What to work on —
Search the material and gather each line with "Contains" in it.

Input records —
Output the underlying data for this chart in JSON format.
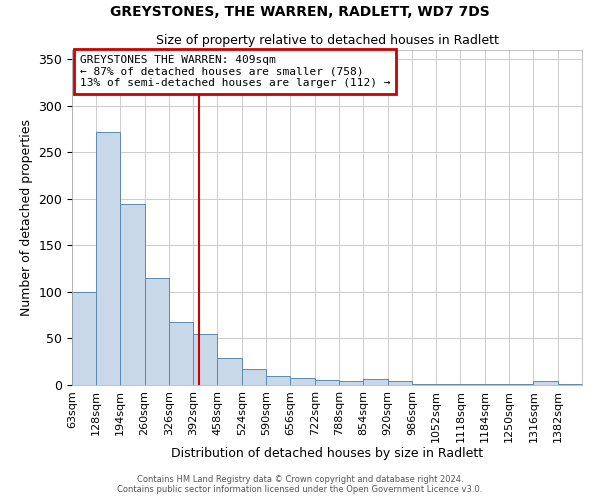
{
  "title": "GREYSTONES, THE WARREN, RADLETT, WD7 7DS",
  "subtitle": "Size of property relative to detached houses in Radlett",
  "xlabel": "Distribution of detached houses by size in Radlett",
  "ylabel": "Number of detached properties",
  "bin_labels": [
    "63sqm",
    "128sqm",
    "194sqm",
    "260sqm",
    "326sqm",
    "392sqm",
    "458sqm",
    "524sqm",
    "590sqm",
    "656sqm",
    "722sqm",
    "788sqm",
    "854sqm",
    "920sqm",
    "986sqm",
    "1052sqm",
    "1118sqm",
    "1184sqm",
    "1250sqm",
    "1316sqm",
    "1382sqm"
  ],
  "bin_edges": [
    63,
    128,
    194,
    260,
    326,
    392,
    458,
    524,
    590,
    656,
    722,
    788,
    854,
    920,
    986,
    1052,
    1118,
    1184,
    1250,
    1316,
    1382,
    1448
  ],
  "counts": [
    100,
    272,
    195,
    115,
    68,
    55,
    29,
    17,
    10,
    8,
    5,
    4,
    6,
    4,
    1,
    1,
    1,
    1,
    1,
    4,
    1
  ],
  "bar_color": "#c8d8e8",
  "bar_edge_color": "#5a8ab0",
  "grid_color": "#cccccc",
  "background_color": "#ffffff",
  "red_line_x": 409,
  "annotation_line1": "GREYSTONES THE WARREN: 409sqm",
  "annotation_line2": "← 87% of detached houses are smaller (758)",
  "annotation_line3": "13% of semi-detached houses are larger (112) →",
  "annotation_box_color": "#cc0000",
  "ylim": [
    0,
    360
  ],
  "yticks": [
    0,
    50,
    100,
    150,
    200,
    250,
    300,
    350
  ],
  "footer_line1": "Contains HM Land Registry data © Crown copyright and database right 2024.",
  "footer_line2": "Contains public sector information licensed under the Open Government Licence v3.0."
}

Task output —
  "footer_line1": "Contains HM Land Registry data © Crown copyright and database right 2024.",
  "footer_line2": "Contains public sector information licensed under the Open Government Licence v3.0."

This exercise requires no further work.